Requirement: Transcribe each entry below exactly. Pictures do not go in the copy.
==*==
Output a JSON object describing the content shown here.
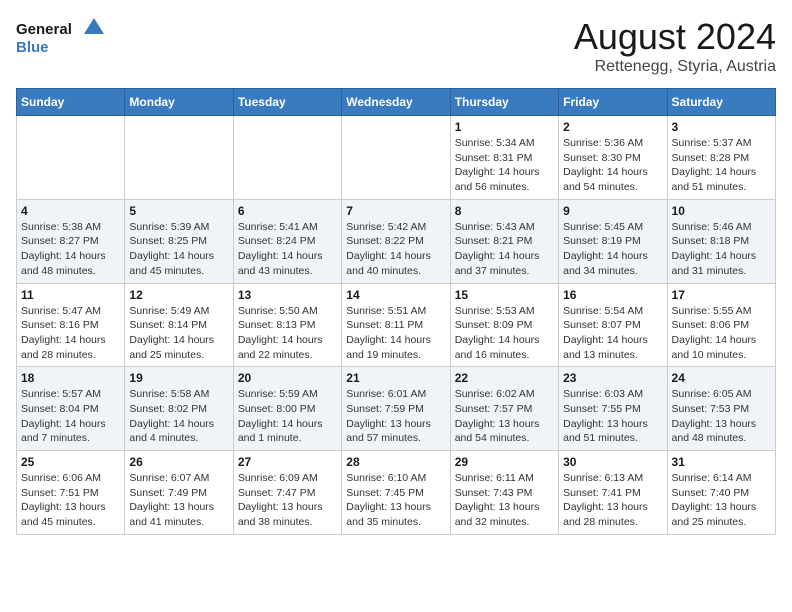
{
  "header": {
    "logo_line1": "General",
    "logo_line2": "Blue",
    "month_year": "August 2024",
    "location": "Rettenegg, Styria, Austria"
  },
  "weekdays": [
    "Sunday",
    "Monday",
    "Tuesday",
    "Wednesday",
    "Thursday",
    "Friday",
    "Saturday"
  ],
  "weeks": [
    [
      {
        "day": "",
        "info": ""
      },
      {
        "day": "",
        "info": ""
      },
      {
        "day": "",
        "info": ""
      },
      {
        "day": "",
        "info": ""
      },
      {
        "day": "1",
        "info": "Sunrise: 5:34 AM\nSunset: 8:31 PM\nDaylight: 14 hours\nand 56 minutes."
      },
      {
        "day": "2",
        "info": "Sunrise: 5:36 AM\nSunset: 8:30 PM\nDaylight: 14 hours\nand 54 minutes."
      },
      {
        "day": "3",
        "info": "Sunrise: 5:37 AM\nSunset: 8:28 PM\nDaylight: 14 hours\nand 51 minutes."
      }
    ],
    [
      {
        "day": "4",
        "info": "Sunrise: 5:38 AM\nSunset: 8:27 PM\nDaylight: 14 hours\nand 48 minutes."
      },
      {
        "day": "5",
        "info": "Sunrise: 5:39 AM\nSunset: 8:25 PM\nDaylight: 14 hours\nand 45 minutes."
      },
      {
        "day": "6",
        "info": "Sunrise: 5:41 AM\nSunset: 8:24 PM\nDaylight: 14 hours\nand 43 minutes."
      },
      {
        "day": "7",
        "info": "Sunrise: 5:42 AM\nSunset: 8:22 PM\nDaylight: 14 hours\nand 40 minutes."
      },
      {
        "day": "8",
        "info": "Sunrise: 5:43 AM\nSunset: 8:21 PM\nDaylight: 14 hours\nand 37 minutes."
      },
      {
        "day": "9",
        "info": "Sunrise: 5:45 AM\nSunset: 8:19 PM\nDaylight: 14 hours\nand 34 minutes."
      },
      {
        "day": "10",
        "info": "Sunrise: 5:46 AM\nSunset: 8:18 PM\nDaylight: 14 hours\nand 31 minutes."
      }
    ],
    [
      {
        "day": "11",
        "info": "Sunrise: 5:47 AM\nSunset: 8:16 PM\nDaylight: 14 hours\nand 28 minutes."
      },
      {
        "day": "12",
        "info": "Sunrise: 5:49 AM\nSunset: 8:14 PM\nDaylight: 14 hours\nand 25 minutes."
      },
      {
        "day": "13",
        "info": "Sunrise: 5:50 AM\nSunset: 8:13 PM\nDaylight: 14 hours\nand 22 minutes."
      },
      {
        "day": "14",
        "info": "Sunrise: 5:51 AM\nSunset: 8:11 PM\nDaylight: 14 hours\nand 19 minutes."
      },
      {
        "day": "15",
        "info": "Sunrise: 5:53 AM\nSunset: 8:09 PM\nDaylight: 14 hours\nand 16 minutes."
      },
      {
        "day": "16",
        "info": "Sunrise: 5:54 AM\nSunset: 8:07 PM\nDaylight: 14 hours\nand 13 minutes."
      },
      {
        "day": "17",
        "info": "Sunrise: 5:55 AM\nSunset: 8:06 PM\nDaylight: 14 hours\nand 10 minutes."
      }
    ],
    [
      {
        "day": "18",
        "info": "Sunrise: 5:57 AM\nSunset: 8:04 PM\nDaylight: 14 hours\nand 7 minutes."
      },
      {
        "day": "19",
        "info": "Sunrise: 5:58 AM\nSunset: 8:02 PM\nDaylight: 14 hours\nand 4 minutes."
      },
      {
        "day": "20",
        "info": "Sunrise: 5:59 AM\nSunset: 8:00 PM\nDaylight: 14 hours\nand 1 minute."
      },
      {
        "day": "21",
        "info": "Sunrise: 6:01 AM\nSunset: 7:59 PM\nDaylight: 13 hours\nand 57 minutes."
      },
      {
        "day": "22",
        "info": "Sunrise: 6:02 AM\nSunset: 7:57 PM\nDaylight: 13 hours\nand 54 minutes."
      },
      {
        "day": "23",
        "info": "Sunrise: 6:03 AM\nSunset: 7:55 PM\nDaylight: 13 hours\nand 51 minutes."
      },
      {
        "day": "24",
        "info": "Sunrise: 6:05 AM\nSunset: 7:53 PM\nDaylight: 13 hours\nand 48 minutes."
      }
    ],
    [
      {
        "day": "25",
        "info": "Sunrise: 6:06 AM\nSunset: 7:51 PM\nDaylight: 13 hours\nand 45 minutes."
      },
      {
        "day": "26",
        "info": "Sunrise: 6:07 AM\nSunset: 7:49 PM\nDaylight: 13 hours\nand 41 minutes."
      },
      {
        "day": "27",
        "info": "Sunrise: 6:09 AM\nSunset: 7:47 PM\nDaylight: 13 hours\nand 38 minutes."
      },
      {
        "day": "28",
        "info": "Sunrise: 6:10 AM\nSunset: 7:45 PM\nDaylight: 13 hours\nand 35 minutes."
      },
      {
        "day": "29",
        "info": "Sunrise: 6:11 AM\nSunset: 7:43 PM\nDaylight: 13 hours\nand 32 minutes."
      },
      {
        "day": "30",
        "info": "Sunrise: 6:13 AM\nSunset: 7:41 PM\nDaylight: 13 hours\nand 28 minutes."
      },
      {
        "day": "31",
        "info": "Sunrise: 6:14 AM\nSunset: 7:40 PM\nDaylight: 13 hours\nand 25 minutes."
      }
    ]
  ]
}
==*==
Written solution:
Output a JSON object describing the content shown here.
{
  "header": {
    "logo_line1": "General",
    "logo_line2": "Blue",
    "month_year": "August 2024",
    "location": "Rettenegg, Styria, Austria"
  },
  "weekdays": [
    "Sunday",
    "Monday",
    "Tuesday",
    "Wednesday",
    "Thursday",
    "Friday",
    "Saturday"
  ],
  "weeks": [
    [
      {
        "day": "",
        "info": ""
      },
      {
        "day": "",
        "info": ""
      },
      {
        "day": "",
        "info": ""
      },
      {
        "day": "",
        "info": ""
      },
      {
        "day": "1",
        "info": "Sunrise: 5:34 AM\nSunset: 8:31 PM\nDaylight: 14 hours\nand 56 minutes."
      },
      {
        "day": "2",
        "info": "Sunrise: 5:36 AM\nSunset: 8:30 PM\nDaylight: 14 hours\nand 54 minutes."
      },
      {
        "day": "3",
        "info": "Sunrise: 5:37 AM\nSunset: 8:28 PM\nDaylight: 14 hours\nand 51 minutes."
      }
    ],
    [
      {
        "day": "4",
        "info": "Sunrise: 5:38 AM\nSunset: 8:27 PM\nDaylight: 14 hours\nand 48 minutes."
      },
      {
        "day": "5",
        "info": "Sunrise: 5:39 AM\nSunset: 8:25 PM\nDaylight: 14 hours\nand 45 minutes."
      },
      {
        "day": "6",
        "info": "Sunrise: 5:41 AM\nSunset: 8:24 PM\nDaylight: 14 hours\nand 43 minutes."
      },
      {
        "day": "7",
        "info": "Sunrise: 5:42 AM\nSunset: 8:22 PM\nDaylight: 14 hours\nand 40 minutes."
      },
      {
        "day": "8",
        "info": "Sunrise: 5:43 AM\nSunset: 8:21 PM\nDaylight: 14 hours\nand 37 minutes."
      },
      {
        "day": "9",
        "info": "Sunrise: 5:45 AM\nSunset: 8:19 PM\nDaylight: 14 hours\nand 34 minutes."
      },
      {
        "day": "10",
        "info": "Sunrise: 5:46 AM\nSunset: 8:18 PM\nDaylight: 14 hours\nand 31 minutes."
      }
    ],
    [
      {
        "day": "11",
        "info": "Sunrise: 5:47 AM\nSunset: 8:16 PM\nDaylight: 14 hours\nand 28 minutes."
      },
      {
        "day": "12",
        "info": "Sunrise: 5:49 AM\nSunset: 8:14 PM\nDaylight: 14 hours\nand 25 minutes."
      },
      {
        "day": "13",
        "info": "Sunrise: 5:50 AM\nSunset: 8:13 PM\nDaylight: 14 hours\nand 22 minutes."
      },
      {
        "day": "14",
        "info": "Sunrise: 5:51 AM\nSunset: 8:11 PM\nDaylight: 14 hours\nand 19 minutes."
      },
      {
        "day": "15",
        "info": "Sunrise: 5:53 AM\nSunset: 8:09 PM\nDaylight: 14 hours\nand 16 minutes."
      },
      {
        "day": "16",
        "info": "Sunrise: 5:54 AM\nSunset: 8:07 PM\nDaylight: 14 hours\nand 13 minutes."
      },
      {
        "day": "17",
        "info": "Sunrise: 5:55 AM\nSunset: 8:06 PM\nDaylight: 14 hours\nand 10 minutes."
      }
    ],
    [
      {
        "day": "18",
        "info": "Sunrise: 5:57 AM\nSunset: 8:04 PM\nDaylight: 14 hours\nand 7 minutes."
      },
      {
        "day": "19",
        "info": "Sunrise: 5:58 AM\nSunset: 8:02 PM\nDaylight: 14 hours\nand 4 minutes."
      },
      {
        "day": "20",
        "info": "Sunrise: 5:59 AM\nSunset: 8:00 PM\nDaylight: 14 hours\nand 1 minute."
      },
      {
        "day": "21",
        "info": "Sunrise: 6:01 AM\nSunset: 7:59 PM\nDaylight: 13 hours\nand 57 minutes."
      },
      {
        "day": "22",
        "info": "Sunrise: 6:02 AM\nSunset: 7:57 PM\nDaylight: 13 hours\nand 54 minutes."
      },
      {
        "day": "23",
        "info": "Sunrise: 6:03 AM\nSunset: 7:55 PM\nDaylight: 13 hours\nand 51 minutes."
      },
      {
        "day": "24",
        "info": "Sunrise: 6:05 AM\nSunset: 7:53 PM\nDaylight: 13 hours\nand 48 minutes."
      }
    ],
    [
      {
        "day": "25",
        "info": "Sunrise: 6:06 AM\nSunset: 7:51 PM\nDaylight: 13 hours\nand 45 minutes."
      },
      {
        "day": "26",
        "info": "Sunrise: 6:07 AM\nSunset: 7:49 PM\nDaylight: 13 hours\nand 41 minutes."
      },
      {
        "day": "27",
        "info": "Sunrise: 6:09 AM\nSunset: 7:47 PM\nDaylight: 13 hours\nand 38 minutes."
      },
      {
        "day": "28",
        "info": "Sunrise: 6:10 AM\nSunset: 7:45 PM\nDaylight: 13 hours\nand 35 minutes."
      },
      {
        "day": "29",
        "info": "Sunrise: 6:11 AM\nSunset: 7:43 PM\nDaylight: 13 hours\nand 32 minutes."
      },
      {
        "day": "30",
        "info": "Sunrise: 6:13 AM\nSunset: 7:41 PM\nDaylight: 13 hours\nand 28 minutes."
      },
      {
        "day": "31",
        "info": "Sunrise: 6:14 AM\nSunset: 7:40 PM\nDaylight: 13 hours\nand 25 minutes."
      }
    ]
  ]
}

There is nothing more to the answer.